# start of Dataset
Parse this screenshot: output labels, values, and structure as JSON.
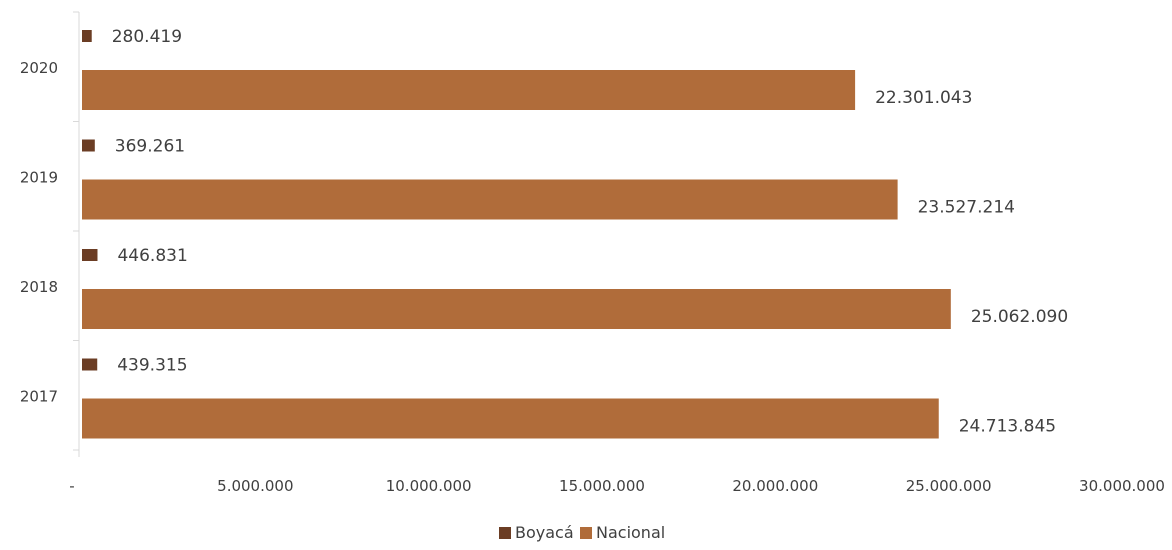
{
  "chart_data": {
    "type": "bar",
    "orientation": "horizontal",
    "categories": [
      "2020",
      "2019",
      "2018",
      "2017"
    ],
    "series": [
      {
        "name": "Boyacá",
        "color": "#6b3d24",
        "values": [
          280419,
          369261,
          446831,
          439315
        ],
        "labels": [
          "280.419",
          "369.261",
          "446.831",
          "439.315"
        ]
      },
      {
        "name": "Nacional",
        "color": "#b06c3a",
        "values": [
          22301043,
          23527214,
          25062090,
          24713845
        ],
        "labels": [
          "22.301.043",
          "23.527.214",
          "25.062.090",
          "24.713.845"
        ]
      }
    ],
    "xlim": [
      0,
      30000000
    ],
    "x_ticks": [
      0,
      5000000,
      10000000,
      15000000,
      20000000,
      25000000,
      30000000
    ],
    "x_tick_labels": [
      "-",
      "5.000.000",
      "10.000.000",
      "15.000.000",
      "20.000.000",
      "25.000.000",
      "30.000.000"
    ],
    "grid": false,
    "legend_position": "bottom",
    "axis_color": "#d9d9d9"
  }
}
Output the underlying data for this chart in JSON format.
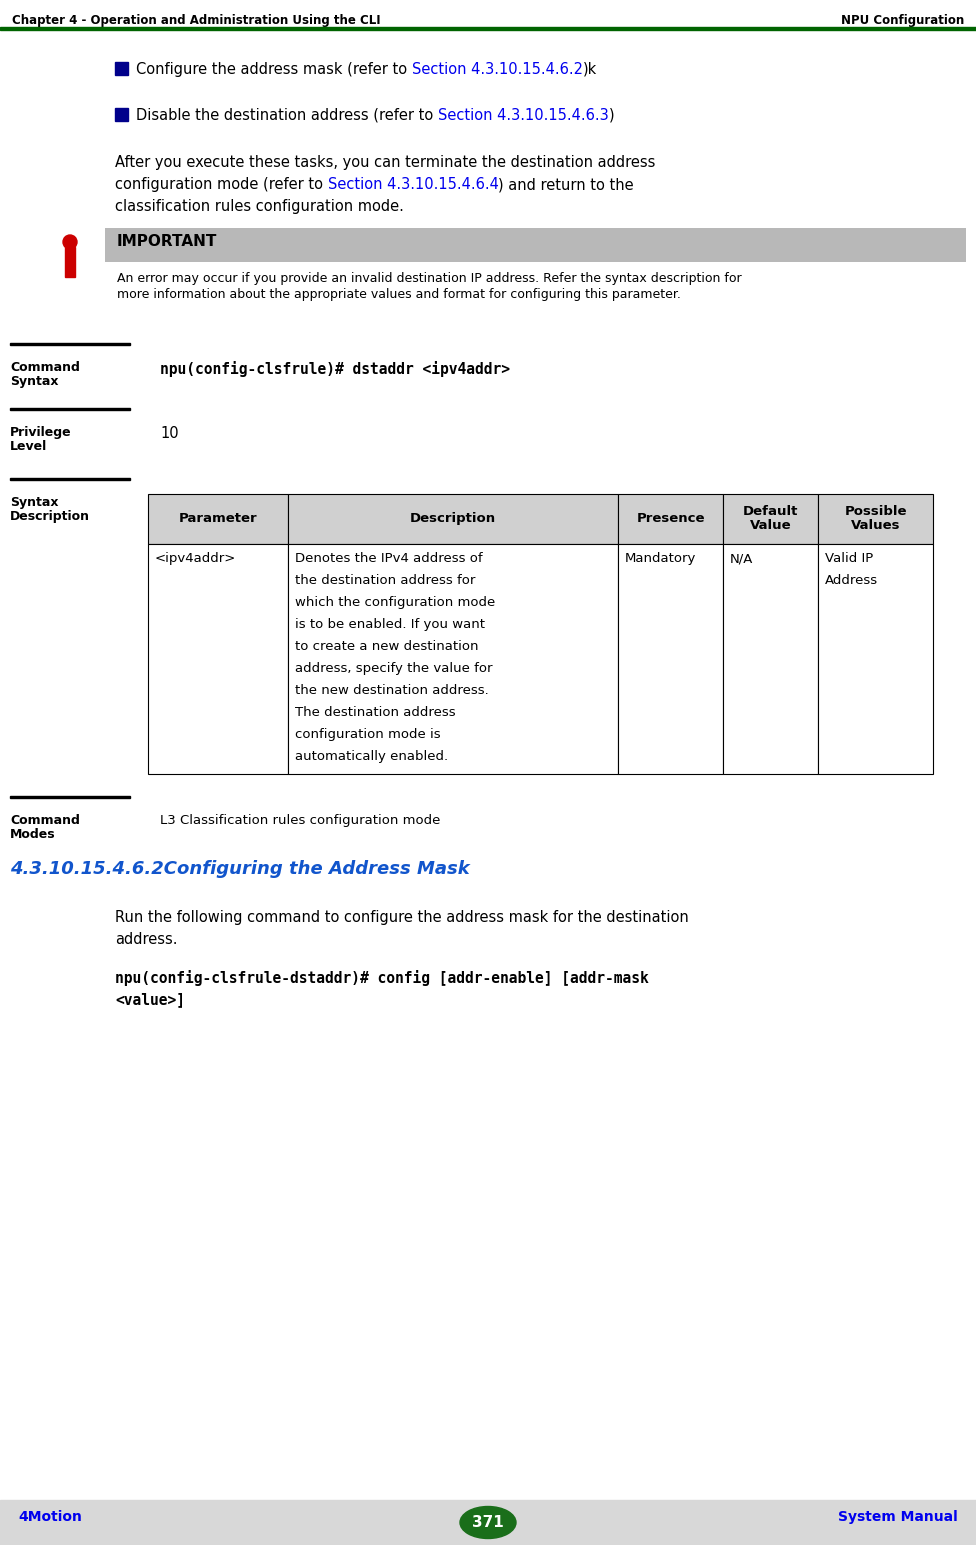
{
  "header_left": "Chapter 4 - Operation and Administration Using the CLI",
  "header_right": "NPU Configuration",
  "header_line_color": "#006400",
  "footer_left": "4Motion",
  "footer_center": "371",
  "footer_right": "System Manual",
  "footer_bg": "#d8d8d8",
  "footer_oval_color": "#1a6e1a",
  "link_color": "#0000EE",
  "bullet_color": "#00008B",
  "bg_color": "#ffffff",
  "text_color": "#000000",
  "important_bg": "#b8b8b8",
  "important_title": "IMPORTANT",
  "important_body_line1": "An error may occur if you provide an invalid destination IP address. Refer the syntax description for",
  "important_body_line2": "more information about the appropriate values and format for configuring this parameter.",
  "icon_red": "#cc0000",
  "section_title_color": "#1155CC",
  "section_title": "4.3.10.15.4.6.2Configuring the Address Mask",
  "label_line_color": "#000000",
  "table_header_bg": "#d0d0d0",
  "table_border_color": "#000000",
  "table_headers": [
    "Parameter",
    "Description",
    "Presence",
    "Default\nValue",
    "Possible\nValues"
  ],
  "table_row_col0": "<ipv4addr>",
  "table_row_col1": [
    "Denotes the IPv4 address of",
    "the destination address for",
    "which the configuration mode",
    "is to be enabled. If you want",
    "to create a new destination",
    "address, specify the value for",
    "the new destination address.",
    "The destination address",
    "configuration mode is",
    "automatically enabled."
  ],
  "table_row_col2": "Mandatory",
  "table_row_col3": "N/A",
  "table_row_col4_line1": "Valid IP",
  "table_row_col4_line2": "Address",
  "cmd_modes_value": "L3 Classification rules configuration mode",
  "run_cmd_line1": "Run the following command to configure the address mask for the destination",
  "run_cmd_line2": "address.",
  "code_line1": "npu(config-clsfrule-dstaddr)# config [addr-enable] [addr-mask",
  "code_line2": "<value>]"
}
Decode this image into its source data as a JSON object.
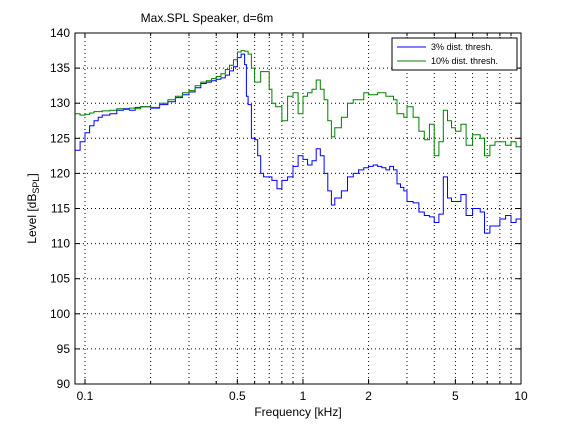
{
  "chart_data": {
    "type": "line",
    "title": "Max.SPL Speaker, d=6m",
    "xlabel": "Frequency [kHz]",
    "ylabel": {
      "main": "Level [dB",
      "sub": "SPL",
      "close": "]"
    },
    "x_scale": "log",
    "xlim": [
      0.09,
      10
    ],
    "ylim": [
      90,
      140
    ],
    "x_ticks": [
      0.1,
      0.5,
      1,
      2,
      5,
      10
    ],
    "x_tick_labels": [
      "0.1",
      "0.5",
      "1",
      "2",
      "5",
      "10"
    ],
    "x_minor_gridlines": [
      0.2,
      0.3,
      0.4,
      0.6,
      0.7,
      0.8,
      0.9,
      3,
      4,
      6,
      7,
      8,
      9
    ],
    "y_ticks": [
      90,
      95,
      100,
      105,
      110,
      115,
      120,
      125,
      130,
      135,
      140
    ],
    "y_tick_labels": [
      "90",
      "95",
      "100",
      "105",
      "110",
      "115",
      "120",
      "125",
      "130",
      "135",
      "140"
    ],
    "grid": true,
    "legend_position": "top-right",
    "series": [
      {
        "name": "3% dist. thresh.",
        "color": "#0000ff",
        "points": [
          [
            0.09,
            123.3
          ],
          [
            0.095,
            124.5
          ],
          [
            0.1,
            125.8
          ],
          [
            0.105,
            126.8
          ],
          [
            0.11,
            127.5
          ],
          [
            0.115,
            128.0
          ],
          [
            0.12,
            128.3
          ],
          [
            0.13,
            128.5
          ],
          [
            0.14,
            129.0
          ],
          [
            0.15,
            129.2
          ],
          [
            0.16,
            129.0
          ],
          [
            0.17,
            129.4
          ],
          [
            0.18,
            129.5
          ],
          [
            0.2,
            129.3
          ],
          [
            0.22,
            129.8
          ],
          [
            0.24,
            130.2
          ],
          [
            0.26,
            130.8
          ],
          [
            0.28,
            131.2
          ],
          [
            0.3,
            131.6
          ],
          [
            0.32,
            132.2
          ],
          [
            0.34,
            132.8
          ],
          [
            0.36,
            133.0
          ],
          [
            0.38,
            133.2
          ],
          [
            0.4,
            133.4
          ],
          [
            0.42,
            133.6
          ],
          [
            0.44,
            134.0
          ],
          [
            0.46,
            134.6
          ],
          [
            0.48,
            135.2
          ],
          [
            0.5,
            136.5
          ],
          [
            0.52,
            137.0
          ],
          [
            0.54,
            135.5
          ],
          [
            0.55,
            131.0
          ],
          [
            0.56,
            129.8
          ],
          [
            0.58,
            125.0
          ],
          [
            0.6,
            124.8
          ],
          [
            0.62,
            122.5
          ],
          [
            0.64,
            120.0
          ],
          [
            0.66,
            119.5
          ],
          [
            0.7,
            119.5
          ],
          [
            0.72,
            119.0
          ],
          [
            0.76,
            117.8
          ],
          [
            0.8,
            119.0
          ],
          [
            0.85,
            119.5
          ],
          [
            0.9,
            121.0
          ],
          [
            0.95,
            122.5
          ],
          [
            1.0,
            122.0
          ],
          [
            1.05,
            121.2
          ],
          [
            1.1,
            121.8
          ],
          [
            1.15,
            123.5
          ],
          [
            1.2,
            122.5
          ],
          [
            1.25,
            120.0
          ],
          [
            1.3,
            117.5
          ],
          [
            1.35,
            115.5
          ],
          [
            1.4,
            116.5
          ],
          [
            1.5,
            117.5
          ],
          [
            1.6,
            119.5
          ],
          [
            1.7,
            120.0
          ],
          [
            1.8,
            120.5
          ],
          [
            1.9,
            120.8
          ],
          [
            2.0,
            121.0
          ],
          [
            2.1,
            121.2
          ],
          [
            2.2,
            121.0
          ],
          [
            2.3,
            120.8
          ],
          [
            2.4,
            120.5
          ],
          [
            2.5,
            121.0
          ],
          [
            2.6,
            120.5
          ],
          [
            2.7,
            118.5
          ],
          [
            2.8,
            118.0
          ],
          [
            2.9,
            117.5
          ],
          [
            3.0,
            116.0
          ],
          [
            3.2,
            115.8
          ],
          [
            3.4,
            114.5
          ],
          [
            3.6,
            114.0
          ],
          [
            3.8,
            113.8
          ],
          [
            4.0,
            113.0
          ],
          [
            4.2,
            114.2
          ],
          [
            4.4,
            119.5
          ],
          [
            4.6,
            116.5
          ],
          [
            4.8,
            116.0
          ],
          [
            5.0,
            116.0
          ],
          [
            5.3,
            117.0
          ],
          [
            5.6,
            114.0
          ],
          [
            6.0,
            115.0
          ],
          [
            6.5,
            114.5
          ],
          [
            6.8,
            111.5
          ],
          [
            7.2,
            112.5
          ],
          [
            7.6,
            112.5
          ],
          [
            8.0,
            113.5
          ],
          [
            8.5,
            114.0
          ],
          [
            9.0,
            113.0
          ],
          [
            9.5,
            113.5
          ],
          [
            10.0,
            113.0
          ]
        ]
      },
      {
        "name": "10% dist. thresh.",
        "color": "#008000",
        "points": [
          [
            0.09,
            128.5
          ],
          [
            0.095,
            128.3
          ],
          [
            0.1,
            128.4
          ],
          [
            0.105,
            128.6
          ],
          [
            0.11,
            128.8
          ],
          [
            0.12,
            128.9
          ],
          [
            0.13,
            129.0
          ],
          [
            0.14,
            129.2
          ],
          [
            0.15,
            129.1
          ],
          [
            0.16,
            129.3
          ],
          [
            0.17,
            129.2
          ],
          [
            0.18,
            129.5
          ],
          [
            0.2,
            129.4
          ],
          [
            0.22,
            130.0
          ],
          [
            0.24,
            130.5
          ],
          [
            0.26,
            131.0
          ],
          [
            0.28,
            131.5
          ],
          [
            0.3,
            131.8
          ],
          [
            0.32,
            132.5
          ],
          [
            0.34,
            133.0
          ],
          [
            0.36,
            133.2
          ],
          [
            0.38,
            133.5
          ],
          [
            0.4,
            133.8
          ],
          [
            0.42,
            134.2
          ],
          [
            0.44,
            134.8
          ],
          [
            0.46,
            135.4
          ],
          [
            0.48,
            136.2
          ],
          [
            0.5,
            137.3
          ],
          [
            0.52,
            137.5
          ],
          [
            0.54,
            137.4
          ],
          [
            0.56,
            137.0
          ],
          [
            0.58,
            135.0
          ],
          [
            0.6,
            133.0
          ],
          [
            0.62,
            133.0
          ],
          [
            0.64,
            134.5
          ],
          [
            0.66,
            134.5
          ],
          [
            0.7,
            132.0
          ],
          [
            0.72,
            130.0
          ],
          [
            0.75,
            129.5
          ],
          [
            0.8,
            127.5
          ],
          [
            0.85,
            131.0
          ],
          [
            0.9,
            131.5
          ],
          [
            0.95,
            128.5
          ],
          [
            1.0,
            131.0
          ],
          [
            1.05,
            131.5
          ],
          [
            1.1,
            132.0
          ],
          [
            1.15,
            133.3
          ],
          [
            1.2,
            132.0
          ],
          [
            1.25,
            130.5
          ],
          [
            1.3,
            127.5
          ],
          [
            1.35,
            125.2
          ],
          [
            1.4,
            126.5
          ],
          [
            1.5,
            128.0
          ],
          [
            1.6,
            130.0
          ],
          [
            1.7,
            130.5
          ],
          [
            1.8,
            130.5
          ],
          [
            1.9,
            131.5
          ],
          [
            2.0,
            131.2
          ],
          [
            2.2,
            131.5
          ],
          [
            2.4,
            131.0
          ],
          [
            2.6,
            130.5
          ],
          [
            2.7,
            128.5
          ],
          [
            2.9,
            128.0
          ],
          [
            3.0,
            129.5
          ],
          [
            3.2,
            128.0
          ],
          [
            3.4,
            126.0
          ],
          [
            3.6,
            124.8
          ],
          [
            3.8,
            127.0
          ],
          [
            4.0,
            122.5
          ],
          [
            4.2,
            124.5
          ],
          [
            4.4,
            129.0
          ],
          [
            4.6,
            127.5
          ],
          [
            4.8,
            126.5
          ],
          [
            5.0,
            126.0
          ],
          [
            5.3,
            127.0
          ],
          [
            5.6,
            124.0
          ],
          [
            6.0,
            125.5
          ],
          [
            6.5,
            125.0
          ],
          [
            6.8,
            122.5
          ],
          [
            7.2,
            124.0
          ],
          [
            7.6,
            124.5
          ],
          [
            8.0,
            124.5
          ],
          [
            8.5,
            124.0
          ],
          [
            9.0,
            124.5
          ],
          [
            9.5,
            123.8
          ],
          [
            10.0,
            124.5
          ]
        ]
      }
    ]
  }
}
# end of Dataset
Written problem:
Look through the material above and pick out each line holding the word "destination".

The output:
  "important_body_line1": "An error may occur if you provide an invalid destination IP address. Refer the syntax description for",
    "the destination address for",
    "to create a new destination",
    "the new destination address.",
    "The destination address",
  "run_cmd_line1": "Run the following command to configure the address mask for the destination",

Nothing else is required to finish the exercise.